#### PASSAGE TO READ

══════════════════════════════

Last Saturday was one of the happiest days of my life. I may have met the girl that I am going to marry one day. I drove down to her place and we spent the day together and even had a romantic dinner together. It was truly perfect. But unfortunately, our religious differences have driven a wedge between us. I’m a Catholic-Hindu and she is purely Catholic. I am going to try to work things out with her, because I honestly believe that we are meant to be together.
Dave
18 comments
I didn’t think there was such a thing as Hindu Catholicism. Religion has divided entire countries but despite this, I’m confident that your love will prevail.
Awww Love <3 I almost got teary-eyed reading this 😉 Thank you for posting, Dave!
@ Age of Aquarius: I’m technically a Catholic since I was baptised, but I come from a Hindu background and am more involved in the Hindu community so I consider myself a Catholic-Hindu.

══════════════════════════════

#### WRITTEN EXERCISE 1
Answer these questions from the post:
(a) What did the writer and the girl share on Saturday in addition to spending the day together?
(b) What religion is the girl, according to the writer?
(c) What reason besides baptism does the writer give in the later reply for identifying as Catholic-Hindu?
#### WRITTEN EXERCISE 2
Write out the stretch of the post from "Last Saturday was" through "for posting, Dave!", substituting "Sunday" for "Saturday".

#### RECORDED DATA

══════════════════════════════

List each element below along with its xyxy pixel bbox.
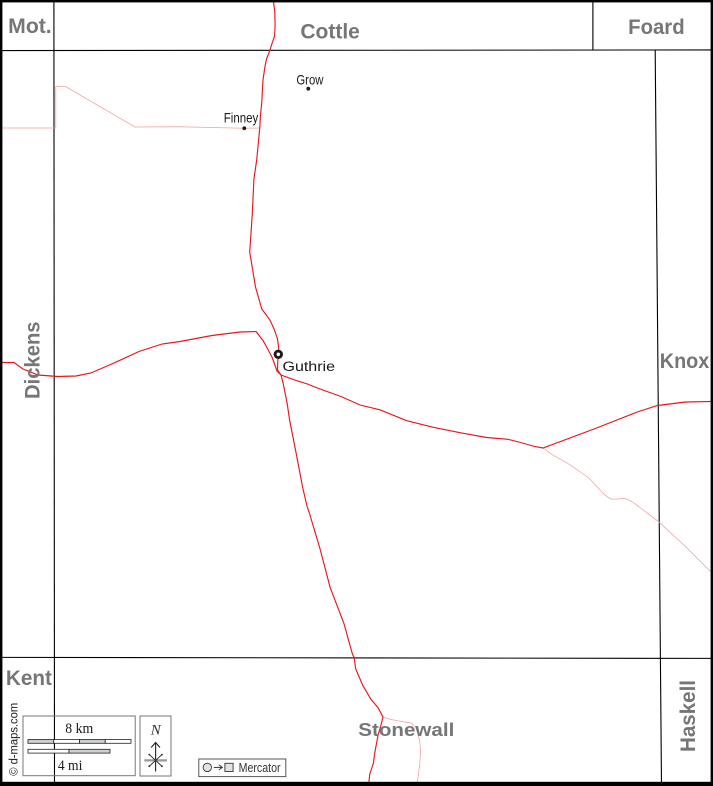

══════════════════════════════

#### FINISHED ANSWER 1
(a) A romantic dinner.
(b) She is purely Catholic.
(c) The writer comes from a Hindu background and is more involved in the Hindu community.

#### FINISHED ANSWER 2
Last Sunday was one of the happiest days of my life. I may have met the girl that I am going to marry one day. I drove down to her place and we spent the day together and even had a romantic dinner together. It was truly perfect. But unfortunately, our religious differences have driven a wedge between us. I’m a Catholic-Hindu and she is purely Catholic. I am going to try to work things out with her, because I honestly believe that we are meant to be together.
Dave
18 comments
I didn’t think there was such a thing as Hindu Catholicism. Religion has divided entire countries but despite this, I’m confident that your love will prevail.
Awww Love <3 I almost got teary-eyed reading this 😉 Thank you for posting, Dave!